Instructions for the task —
Gather all lines in the entries that include the word "altoparlanti".

[start Rows]

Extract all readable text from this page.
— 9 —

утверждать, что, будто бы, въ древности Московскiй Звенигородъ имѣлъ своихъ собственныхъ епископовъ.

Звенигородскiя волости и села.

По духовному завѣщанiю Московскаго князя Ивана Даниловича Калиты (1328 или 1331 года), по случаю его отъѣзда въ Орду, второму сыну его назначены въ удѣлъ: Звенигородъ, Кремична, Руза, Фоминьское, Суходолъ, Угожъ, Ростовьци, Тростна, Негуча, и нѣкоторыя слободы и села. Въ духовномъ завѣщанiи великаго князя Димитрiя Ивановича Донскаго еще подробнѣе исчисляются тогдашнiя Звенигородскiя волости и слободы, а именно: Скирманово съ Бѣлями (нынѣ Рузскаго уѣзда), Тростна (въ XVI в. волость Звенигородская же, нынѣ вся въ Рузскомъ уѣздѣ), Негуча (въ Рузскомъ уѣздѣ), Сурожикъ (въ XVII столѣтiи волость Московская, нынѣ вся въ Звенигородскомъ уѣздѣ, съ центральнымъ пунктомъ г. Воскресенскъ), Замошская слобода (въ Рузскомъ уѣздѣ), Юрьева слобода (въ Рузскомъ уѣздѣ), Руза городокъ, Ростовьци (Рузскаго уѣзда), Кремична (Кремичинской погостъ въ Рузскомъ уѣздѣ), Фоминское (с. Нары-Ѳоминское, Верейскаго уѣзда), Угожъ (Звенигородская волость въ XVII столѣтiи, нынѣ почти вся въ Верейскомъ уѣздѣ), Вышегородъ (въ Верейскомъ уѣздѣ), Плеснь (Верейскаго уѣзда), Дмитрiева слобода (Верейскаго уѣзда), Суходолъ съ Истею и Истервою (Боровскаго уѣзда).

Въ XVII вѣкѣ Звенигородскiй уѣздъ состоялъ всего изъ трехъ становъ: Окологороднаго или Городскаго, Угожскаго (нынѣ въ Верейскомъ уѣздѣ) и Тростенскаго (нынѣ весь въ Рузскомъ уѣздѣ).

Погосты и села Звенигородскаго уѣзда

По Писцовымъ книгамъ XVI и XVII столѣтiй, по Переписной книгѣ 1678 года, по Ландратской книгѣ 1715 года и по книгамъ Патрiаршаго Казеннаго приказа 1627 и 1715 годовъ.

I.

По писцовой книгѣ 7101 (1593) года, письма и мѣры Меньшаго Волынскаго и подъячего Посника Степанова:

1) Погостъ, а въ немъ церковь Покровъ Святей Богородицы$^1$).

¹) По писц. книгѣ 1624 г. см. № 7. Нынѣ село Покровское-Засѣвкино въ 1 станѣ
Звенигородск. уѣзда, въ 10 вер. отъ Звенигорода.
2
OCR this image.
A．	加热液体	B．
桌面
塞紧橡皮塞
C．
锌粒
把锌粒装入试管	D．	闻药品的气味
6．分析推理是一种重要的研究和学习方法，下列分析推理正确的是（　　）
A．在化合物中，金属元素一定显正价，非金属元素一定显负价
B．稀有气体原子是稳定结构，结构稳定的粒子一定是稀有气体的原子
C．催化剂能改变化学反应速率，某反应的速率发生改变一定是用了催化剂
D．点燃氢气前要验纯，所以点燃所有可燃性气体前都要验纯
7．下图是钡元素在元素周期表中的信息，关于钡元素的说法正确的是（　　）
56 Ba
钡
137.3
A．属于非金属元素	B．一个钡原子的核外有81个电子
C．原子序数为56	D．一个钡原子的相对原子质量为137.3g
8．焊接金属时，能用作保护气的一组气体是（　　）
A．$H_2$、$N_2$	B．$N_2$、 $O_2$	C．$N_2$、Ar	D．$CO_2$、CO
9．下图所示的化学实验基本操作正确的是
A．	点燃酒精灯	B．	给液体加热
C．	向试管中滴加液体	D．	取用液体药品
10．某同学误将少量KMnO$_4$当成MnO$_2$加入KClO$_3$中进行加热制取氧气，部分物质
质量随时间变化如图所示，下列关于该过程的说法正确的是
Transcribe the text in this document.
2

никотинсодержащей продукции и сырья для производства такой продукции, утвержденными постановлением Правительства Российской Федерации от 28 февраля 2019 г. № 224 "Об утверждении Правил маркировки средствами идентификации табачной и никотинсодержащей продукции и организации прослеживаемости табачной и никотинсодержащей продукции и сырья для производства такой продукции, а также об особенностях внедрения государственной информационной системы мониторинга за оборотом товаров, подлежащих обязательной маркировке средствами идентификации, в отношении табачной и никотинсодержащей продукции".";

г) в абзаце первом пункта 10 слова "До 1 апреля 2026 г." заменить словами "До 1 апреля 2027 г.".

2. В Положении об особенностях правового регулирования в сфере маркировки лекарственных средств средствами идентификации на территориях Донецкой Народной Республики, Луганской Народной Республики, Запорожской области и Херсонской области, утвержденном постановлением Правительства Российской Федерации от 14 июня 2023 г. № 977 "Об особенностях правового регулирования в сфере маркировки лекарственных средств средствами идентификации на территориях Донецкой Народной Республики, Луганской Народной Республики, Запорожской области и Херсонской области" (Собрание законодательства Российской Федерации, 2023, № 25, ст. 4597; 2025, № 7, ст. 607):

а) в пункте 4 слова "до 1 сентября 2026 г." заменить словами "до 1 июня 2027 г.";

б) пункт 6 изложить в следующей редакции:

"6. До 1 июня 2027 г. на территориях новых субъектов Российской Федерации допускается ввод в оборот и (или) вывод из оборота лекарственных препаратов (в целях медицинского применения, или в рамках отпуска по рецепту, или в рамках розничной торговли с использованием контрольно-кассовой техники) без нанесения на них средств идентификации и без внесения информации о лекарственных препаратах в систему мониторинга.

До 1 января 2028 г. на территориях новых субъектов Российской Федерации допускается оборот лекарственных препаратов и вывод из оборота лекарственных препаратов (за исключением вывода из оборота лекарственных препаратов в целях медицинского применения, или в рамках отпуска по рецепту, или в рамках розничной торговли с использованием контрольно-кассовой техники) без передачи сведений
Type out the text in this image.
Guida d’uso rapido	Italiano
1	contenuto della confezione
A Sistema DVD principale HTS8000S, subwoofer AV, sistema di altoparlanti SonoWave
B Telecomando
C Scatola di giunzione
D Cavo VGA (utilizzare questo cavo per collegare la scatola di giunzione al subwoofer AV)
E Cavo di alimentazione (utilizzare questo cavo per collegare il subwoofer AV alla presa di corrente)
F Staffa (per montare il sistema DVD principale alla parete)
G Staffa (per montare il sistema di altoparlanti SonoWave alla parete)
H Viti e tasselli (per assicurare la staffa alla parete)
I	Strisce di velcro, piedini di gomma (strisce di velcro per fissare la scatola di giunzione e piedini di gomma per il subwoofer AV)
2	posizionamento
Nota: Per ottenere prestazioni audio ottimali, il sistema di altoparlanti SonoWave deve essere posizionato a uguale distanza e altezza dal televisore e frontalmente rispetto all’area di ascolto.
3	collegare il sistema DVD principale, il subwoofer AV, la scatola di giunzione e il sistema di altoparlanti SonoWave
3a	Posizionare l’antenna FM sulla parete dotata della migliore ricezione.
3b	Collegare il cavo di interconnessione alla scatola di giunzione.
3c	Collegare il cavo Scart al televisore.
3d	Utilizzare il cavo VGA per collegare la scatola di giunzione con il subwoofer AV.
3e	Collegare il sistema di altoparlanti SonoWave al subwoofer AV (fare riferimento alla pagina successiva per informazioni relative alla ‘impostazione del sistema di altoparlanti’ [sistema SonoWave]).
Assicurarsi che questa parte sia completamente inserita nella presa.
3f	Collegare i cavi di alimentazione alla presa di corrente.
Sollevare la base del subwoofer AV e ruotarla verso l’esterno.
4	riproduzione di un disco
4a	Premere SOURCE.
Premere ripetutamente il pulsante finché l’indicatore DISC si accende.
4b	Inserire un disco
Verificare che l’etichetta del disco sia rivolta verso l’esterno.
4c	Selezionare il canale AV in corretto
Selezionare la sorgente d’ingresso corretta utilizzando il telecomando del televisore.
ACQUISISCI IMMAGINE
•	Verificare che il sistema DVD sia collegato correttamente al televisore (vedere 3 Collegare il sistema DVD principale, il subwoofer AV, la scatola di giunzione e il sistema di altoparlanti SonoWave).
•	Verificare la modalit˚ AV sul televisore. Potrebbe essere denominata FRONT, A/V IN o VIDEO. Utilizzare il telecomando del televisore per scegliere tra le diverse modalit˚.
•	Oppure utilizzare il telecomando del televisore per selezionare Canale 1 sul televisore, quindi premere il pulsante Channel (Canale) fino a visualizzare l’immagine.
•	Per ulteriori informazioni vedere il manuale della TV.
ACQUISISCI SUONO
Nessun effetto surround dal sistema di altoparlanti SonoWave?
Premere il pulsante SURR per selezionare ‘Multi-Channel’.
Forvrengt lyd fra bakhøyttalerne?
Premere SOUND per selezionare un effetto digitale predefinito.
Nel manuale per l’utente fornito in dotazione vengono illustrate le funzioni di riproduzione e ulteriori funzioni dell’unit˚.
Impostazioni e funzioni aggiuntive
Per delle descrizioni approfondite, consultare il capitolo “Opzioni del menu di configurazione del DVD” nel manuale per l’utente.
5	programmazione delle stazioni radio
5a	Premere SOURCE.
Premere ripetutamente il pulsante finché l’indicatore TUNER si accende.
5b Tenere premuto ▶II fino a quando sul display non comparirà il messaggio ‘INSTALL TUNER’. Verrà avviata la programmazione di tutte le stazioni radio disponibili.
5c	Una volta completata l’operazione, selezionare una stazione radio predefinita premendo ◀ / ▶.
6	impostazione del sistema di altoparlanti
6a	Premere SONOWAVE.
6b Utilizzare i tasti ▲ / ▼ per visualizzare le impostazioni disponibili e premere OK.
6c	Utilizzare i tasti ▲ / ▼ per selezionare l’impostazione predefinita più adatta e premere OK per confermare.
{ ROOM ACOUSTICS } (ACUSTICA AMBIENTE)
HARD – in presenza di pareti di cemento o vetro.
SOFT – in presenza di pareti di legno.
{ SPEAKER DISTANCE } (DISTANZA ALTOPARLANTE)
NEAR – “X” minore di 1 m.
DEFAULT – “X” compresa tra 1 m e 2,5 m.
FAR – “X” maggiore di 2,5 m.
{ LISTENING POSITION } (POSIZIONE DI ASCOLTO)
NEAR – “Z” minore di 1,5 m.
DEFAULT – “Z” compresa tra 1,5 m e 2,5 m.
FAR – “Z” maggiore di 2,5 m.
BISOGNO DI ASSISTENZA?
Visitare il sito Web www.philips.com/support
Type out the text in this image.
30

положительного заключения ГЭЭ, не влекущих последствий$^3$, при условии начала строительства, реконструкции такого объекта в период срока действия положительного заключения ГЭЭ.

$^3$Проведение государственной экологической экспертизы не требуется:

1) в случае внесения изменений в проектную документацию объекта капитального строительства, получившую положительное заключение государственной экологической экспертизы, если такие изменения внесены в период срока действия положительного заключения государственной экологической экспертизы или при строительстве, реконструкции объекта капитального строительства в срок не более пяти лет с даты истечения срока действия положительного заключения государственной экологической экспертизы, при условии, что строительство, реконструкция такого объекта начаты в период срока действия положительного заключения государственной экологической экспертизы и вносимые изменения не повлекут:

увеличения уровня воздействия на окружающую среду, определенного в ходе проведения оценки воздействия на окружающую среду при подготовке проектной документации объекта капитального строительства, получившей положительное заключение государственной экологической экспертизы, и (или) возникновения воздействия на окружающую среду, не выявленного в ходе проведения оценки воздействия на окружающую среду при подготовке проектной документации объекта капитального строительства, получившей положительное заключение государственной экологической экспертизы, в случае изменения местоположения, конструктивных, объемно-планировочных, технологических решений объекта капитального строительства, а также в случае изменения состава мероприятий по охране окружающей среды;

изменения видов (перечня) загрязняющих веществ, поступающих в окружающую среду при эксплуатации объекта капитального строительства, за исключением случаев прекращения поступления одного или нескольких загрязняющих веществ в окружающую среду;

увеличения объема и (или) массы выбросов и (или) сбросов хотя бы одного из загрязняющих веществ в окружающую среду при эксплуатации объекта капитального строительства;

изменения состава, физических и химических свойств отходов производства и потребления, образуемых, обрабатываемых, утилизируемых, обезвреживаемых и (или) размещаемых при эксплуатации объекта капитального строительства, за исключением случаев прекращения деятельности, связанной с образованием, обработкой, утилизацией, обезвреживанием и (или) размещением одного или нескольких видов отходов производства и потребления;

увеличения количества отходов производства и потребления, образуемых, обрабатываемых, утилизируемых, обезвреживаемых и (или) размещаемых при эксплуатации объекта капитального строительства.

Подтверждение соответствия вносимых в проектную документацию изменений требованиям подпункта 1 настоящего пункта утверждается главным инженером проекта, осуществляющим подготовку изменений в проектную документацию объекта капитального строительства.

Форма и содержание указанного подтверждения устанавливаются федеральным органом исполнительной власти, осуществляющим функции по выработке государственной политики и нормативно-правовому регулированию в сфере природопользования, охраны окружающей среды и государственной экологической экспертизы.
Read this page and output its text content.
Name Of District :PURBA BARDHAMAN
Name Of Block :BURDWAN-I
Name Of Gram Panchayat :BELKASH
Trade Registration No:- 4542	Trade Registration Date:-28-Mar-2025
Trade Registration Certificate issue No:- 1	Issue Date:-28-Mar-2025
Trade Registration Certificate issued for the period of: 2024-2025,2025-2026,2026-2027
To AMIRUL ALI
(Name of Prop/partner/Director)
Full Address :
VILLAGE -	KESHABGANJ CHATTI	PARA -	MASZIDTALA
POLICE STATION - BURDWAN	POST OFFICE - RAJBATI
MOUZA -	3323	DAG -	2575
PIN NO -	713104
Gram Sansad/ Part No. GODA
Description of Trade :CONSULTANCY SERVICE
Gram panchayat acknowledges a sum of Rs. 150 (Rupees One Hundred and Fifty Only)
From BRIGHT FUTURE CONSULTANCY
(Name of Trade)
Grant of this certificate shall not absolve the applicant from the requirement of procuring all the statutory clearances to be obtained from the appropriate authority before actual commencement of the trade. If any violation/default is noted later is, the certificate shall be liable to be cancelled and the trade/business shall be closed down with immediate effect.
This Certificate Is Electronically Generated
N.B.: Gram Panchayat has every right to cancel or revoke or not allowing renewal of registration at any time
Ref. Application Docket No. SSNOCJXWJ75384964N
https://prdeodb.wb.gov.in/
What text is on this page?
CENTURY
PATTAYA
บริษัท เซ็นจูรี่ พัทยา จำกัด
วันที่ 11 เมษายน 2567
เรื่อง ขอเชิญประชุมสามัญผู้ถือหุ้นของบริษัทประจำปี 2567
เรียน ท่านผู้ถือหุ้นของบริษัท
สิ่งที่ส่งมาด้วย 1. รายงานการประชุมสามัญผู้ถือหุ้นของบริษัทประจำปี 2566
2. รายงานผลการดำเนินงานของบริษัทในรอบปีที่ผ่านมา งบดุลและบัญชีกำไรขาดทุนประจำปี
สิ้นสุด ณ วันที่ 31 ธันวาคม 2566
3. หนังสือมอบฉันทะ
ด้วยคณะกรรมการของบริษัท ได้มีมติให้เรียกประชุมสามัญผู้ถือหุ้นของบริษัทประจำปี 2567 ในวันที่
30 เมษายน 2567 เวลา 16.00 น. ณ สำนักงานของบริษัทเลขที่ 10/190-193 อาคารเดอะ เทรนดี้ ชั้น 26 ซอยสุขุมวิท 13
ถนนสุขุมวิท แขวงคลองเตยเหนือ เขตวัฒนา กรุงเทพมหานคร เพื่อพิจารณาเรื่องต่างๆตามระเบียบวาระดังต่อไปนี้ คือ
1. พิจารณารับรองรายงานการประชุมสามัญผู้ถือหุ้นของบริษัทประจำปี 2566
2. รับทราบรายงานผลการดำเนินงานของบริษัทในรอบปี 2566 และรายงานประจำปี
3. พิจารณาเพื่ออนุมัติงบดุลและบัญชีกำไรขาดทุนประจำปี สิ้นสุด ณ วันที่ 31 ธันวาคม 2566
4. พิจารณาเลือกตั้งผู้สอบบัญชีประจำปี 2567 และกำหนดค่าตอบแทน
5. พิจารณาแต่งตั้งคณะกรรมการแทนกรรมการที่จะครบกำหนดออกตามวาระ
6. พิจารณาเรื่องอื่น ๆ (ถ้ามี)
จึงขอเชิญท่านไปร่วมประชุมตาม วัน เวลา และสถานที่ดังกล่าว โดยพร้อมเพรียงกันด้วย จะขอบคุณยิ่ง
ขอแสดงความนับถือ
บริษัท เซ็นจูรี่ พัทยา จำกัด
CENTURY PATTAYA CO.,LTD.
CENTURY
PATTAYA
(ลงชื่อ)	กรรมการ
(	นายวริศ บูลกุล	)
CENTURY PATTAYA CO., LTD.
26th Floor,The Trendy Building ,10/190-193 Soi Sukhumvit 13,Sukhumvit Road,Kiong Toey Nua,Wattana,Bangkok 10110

[end Rows]

Complete response —
A Sistema DVD principale HTS8000S, subwoofer AV, sistema di altoparlanti SonoWave
G Staffa (per montare il sistema di altoparlanti SonoWave alla parete)
Nota: Per ottenere prestazioni audio ottimali, il sistema di altoparlanti SonoWave deve essere posizionato a uguale distanza e altezza dal televisore e frontalmente rispetto all’area di ascolto.
3	collegare il sistema DVD principale, il subwoofer AV, la scatola di giunzione e il sistema di altoparlanti SonoWave
3e	Collegare il sistema di altoparlanti SonoWave al subwoofer AV (fare riferimento alla pagina successiva per informazioni relative alla ‘impostazione del sistema di altoparlanti’ [sistema SonoWave]).
•	Verificare che il sistema DVD sia collegato correttamente al televisore (vedere 3 Collegare il sistema DVD principale, il subwoofer AV, la scatola di giunzione e il sistema di altoparlanti SonoWave).
Nessun effetto surround dal sistema di altoparlanti SonoWave?
6	impostazione del sistema di altoparlanti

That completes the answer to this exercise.